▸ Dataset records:

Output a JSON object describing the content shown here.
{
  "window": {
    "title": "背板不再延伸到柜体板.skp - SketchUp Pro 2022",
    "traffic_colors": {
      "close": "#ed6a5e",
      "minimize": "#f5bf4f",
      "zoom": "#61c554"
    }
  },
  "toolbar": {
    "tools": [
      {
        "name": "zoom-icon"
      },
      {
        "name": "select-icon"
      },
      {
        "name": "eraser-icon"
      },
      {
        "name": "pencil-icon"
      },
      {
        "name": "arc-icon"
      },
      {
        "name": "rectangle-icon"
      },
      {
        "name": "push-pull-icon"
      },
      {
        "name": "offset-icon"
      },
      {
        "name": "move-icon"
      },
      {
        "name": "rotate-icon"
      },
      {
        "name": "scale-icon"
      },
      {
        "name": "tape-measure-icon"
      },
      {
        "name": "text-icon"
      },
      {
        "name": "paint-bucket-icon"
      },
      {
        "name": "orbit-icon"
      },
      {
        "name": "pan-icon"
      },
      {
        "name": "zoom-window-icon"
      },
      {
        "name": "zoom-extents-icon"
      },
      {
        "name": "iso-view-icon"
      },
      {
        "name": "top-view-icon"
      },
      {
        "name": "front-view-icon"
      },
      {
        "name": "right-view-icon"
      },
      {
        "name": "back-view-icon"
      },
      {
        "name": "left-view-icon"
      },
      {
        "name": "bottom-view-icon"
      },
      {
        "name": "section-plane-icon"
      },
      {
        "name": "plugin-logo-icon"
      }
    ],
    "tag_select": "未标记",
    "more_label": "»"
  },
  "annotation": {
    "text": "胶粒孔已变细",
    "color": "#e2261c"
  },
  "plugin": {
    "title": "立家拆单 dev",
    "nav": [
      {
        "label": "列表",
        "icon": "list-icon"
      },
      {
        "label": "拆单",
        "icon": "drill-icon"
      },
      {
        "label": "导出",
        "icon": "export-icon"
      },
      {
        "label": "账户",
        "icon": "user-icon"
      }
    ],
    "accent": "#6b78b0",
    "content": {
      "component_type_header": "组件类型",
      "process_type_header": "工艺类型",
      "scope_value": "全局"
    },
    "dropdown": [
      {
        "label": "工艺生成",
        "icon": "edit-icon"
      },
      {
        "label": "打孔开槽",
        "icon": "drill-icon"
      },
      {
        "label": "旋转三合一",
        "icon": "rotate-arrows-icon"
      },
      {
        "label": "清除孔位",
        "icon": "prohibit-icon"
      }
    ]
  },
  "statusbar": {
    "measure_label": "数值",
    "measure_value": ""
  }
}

▸ Problem to work on:
Take the lines above and retype all of them exactly.

▸ Exercise answer:
Output a JSON object describing the content shown here.
{
  "window": {
    "title": "背板不再延伸到柜体板.skp - SketchUp Pro 2022",
    "traffic_colors": {
      "close": "#ed6a5e",
      "minimize": "#f5bf4f",
      "zoom": "#61c554"
    }
  },
  "toolbar": {
    "tools": [
      {
        "name": "zoom-icon"
      },
      {
        "name": "select-icon"
      },
      {
        "name": "eraser-icon"
      },
      {
        "name": "pencil-icon"
      },
      {
        "name": "arc-icon"
      },
      {
        "name": "rectangle-icon"
      },
      {
        "name": "push-pull-icon"
      },
      {
        "name": "offset-icon"
      },
      {
        "name": "move-icon"
      },
      {
        "name": "rotate-icon"
      },
      {
        "name": "scale-icon"
      },
      {
        "name": "tape-measure-icon"
      },
      {
        "name": "text-icon"
      },
      {
        "name": "paint-bucket-icon"
      },
      {
        "name": "orbit-icon"
      },
      {
        "name": "pan-icon"
      },
      {
        "name": "zoom-window-icon"
      },
      {
        "name": "zoom-extents-icon"
      },
      {
        "name": "iso-view-icon"
      },
      {
        "name": "top-view-icon"
      },
      {
        "name": "front-view-icon"
      },
      {
        "name": "right-view-icon"
      },
      {
        "name": "back-view-icon"
      },
      {
        "name": "left-view-icon"
      },
      {
        "name": "bottom-view-icon"
      },
      {
        "name": "section-plane-icon"
      },
      {
        "name": "plugin-logo-icon"
      }
    ],
    "tag_select": "未标记",
    "more_label": "»"
  },
  "annotation": {
    "text": "胶粒孔已变细",
    "color": "#e2261c"
  },
  "plugin": {
    "title": "立家拆单 dev",
    "nav": [
      {
        "label": "列表",
        "icon": "list-icon"
      },
      {
        "label": "拆单",
        "icon": "drill-icon"
      },
      {
        "label": "导出",
        "icon": "export-icon"
      },
      {
        "label": "账户",
        "icon": "user-icon"
      }
    ],
    "accent": "#6b78b0",
    "content": {
      "component_type_header": "组件类型",
      "process_type_header": "工艺类型",
      "scope_value": "全局"
    },
    "dropdown": [
      {
        "label": "工艺生成",
        "icon": "edit-icon"
      },
      {
        "label": "打孔开槽",
        "icon": "drill-icon"
      },
      {
        "label": "旋转三合一",
        "icon": "rotate-arrows-icon"
      },
      {
        "label": "清除孔位",
        "icon": "prohibit-icon"
      }
    ]
  },
  "statusbar": {
    "measure_label": "数值",
    "measure_value": ""
  }
}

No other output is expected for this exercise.